---- Information given

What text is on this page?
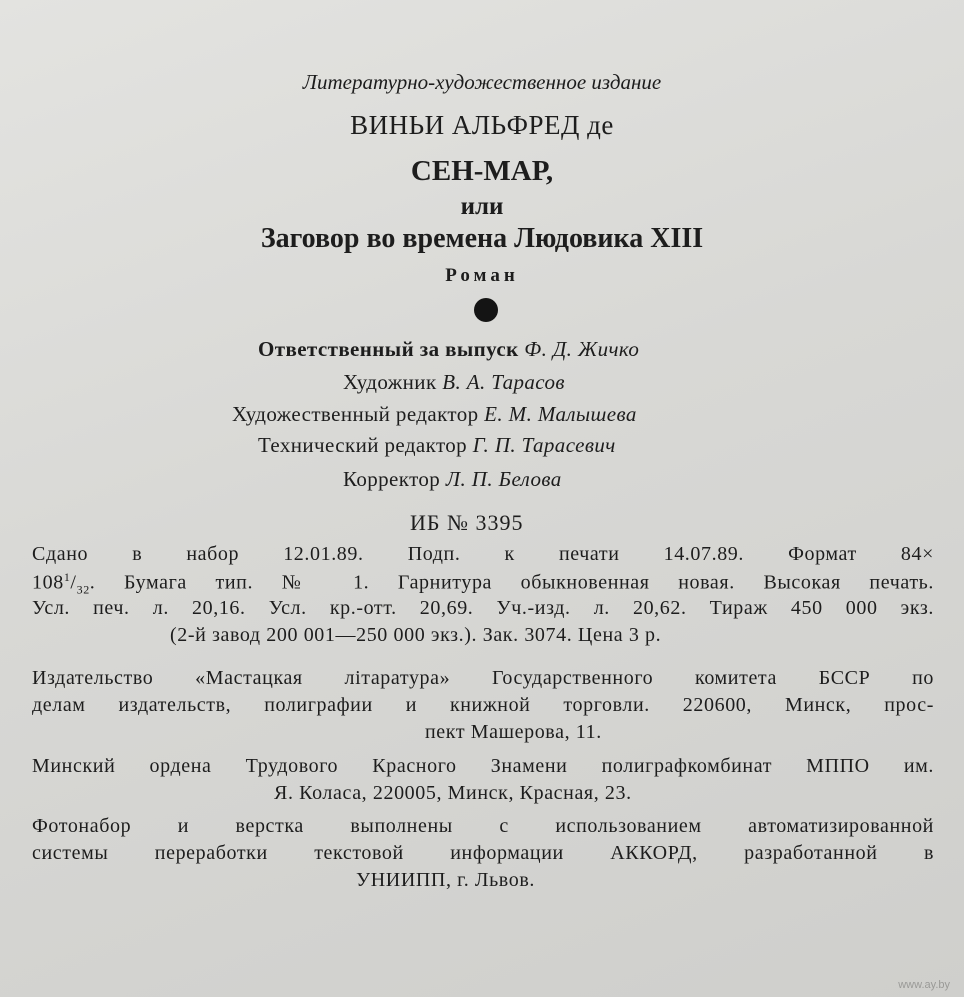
Литературно-художественное издание
ВИНЬИ АЛЬФРЕД де
СЕН-МАР,
или
Заговор во времена Людовика XIII
Роман
Ответственный за выпуск Ф. Д. Жичко
Художник В. А. Тарасов
Художественный редактор Е. М. Малышева
Технический редактор Г. П. Тарасевич
Корректор Л. П. Белова
ИБ № 3395
Сдано в набор 12.01.89. Подп. к печати 14.07.89. Формат 84×
$108^1/_{32}$. Бумага тип. № 1. Гарнитура обыкновенная новая. Высокая печать.
Усл. печ. л. 20,16. Усл. кр.-отт. 20,69. Уч.-изд. л. 20,62. Тираж 450 000 экз.
(2-й завод 200 001—250 000 экз.). Зак. 3074. Цена 3 р.
Издательство «Мастацкая літаратура» Государственного комитета БССР по
делам издательств, полиграфии и книжной торговли. 220600, Минск, прос-
пект Машерова, 11.
Минский ордена Трудового Красного Знамени полиграфкомбинат МППО им.
Я. Коласа, 220005, Минск, Красная, 23.
Фотонабор и верстка выполнены с использованием автоматизированной
системы переработки текстовой информации АККОРД, разработанной в
УНИИПП, г. Львов.
www.ay.by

--------

Directions
Reproduce every entry exactly, but omit each picture.

Completed exercise
What text is on this page?
Литературно-художественное издание
ВИНЬИ АЛЬФРЕД де
СЕН-МАР,
или
Заговор во времена Людовика XIII
Роман
Ответственный за выпуск Ф. Д. Жичко
Художник В. А. Тарасов
Художественный редактор Е. М. Малышева
Технический редактор Г. П. Тарасевич
Корректор Л. П. Белова
ИБ № 3395
Сдано в набор 12.01.89. Подп. к печати 14.07.89. Формат 84×
$108^1/_{32}$. Бумага тип. № 1. Гарнитура обыкновенная новая. Высокая печать.
Усл. печ. л. 20,16. Усл. кр.-отт. 20,69. Уч.-изд. л. 20,62. Тираж 450 000 экз.
(2-й завод 200 001—250 000 экз.). Зак. 3074. Цена 3 р.
Издательство «Мастацкая літаратура» Государственного комитета БССР по
делам издательств, полиграфии и книжной торговли. 220600, Минск, прос-
пект Машерова, 11.
Минский ордена Трудового Красного Знамени полиграфкомбинат МППО им.
Я. Коласа, 220005, Минск, Красная, 23.
Фотонабор и верстка выполнены с использованием автоматизированной
системы переработки текстовой информации АККОРД, разработанной в
УНИИПП, г. Львов.
www.ay.by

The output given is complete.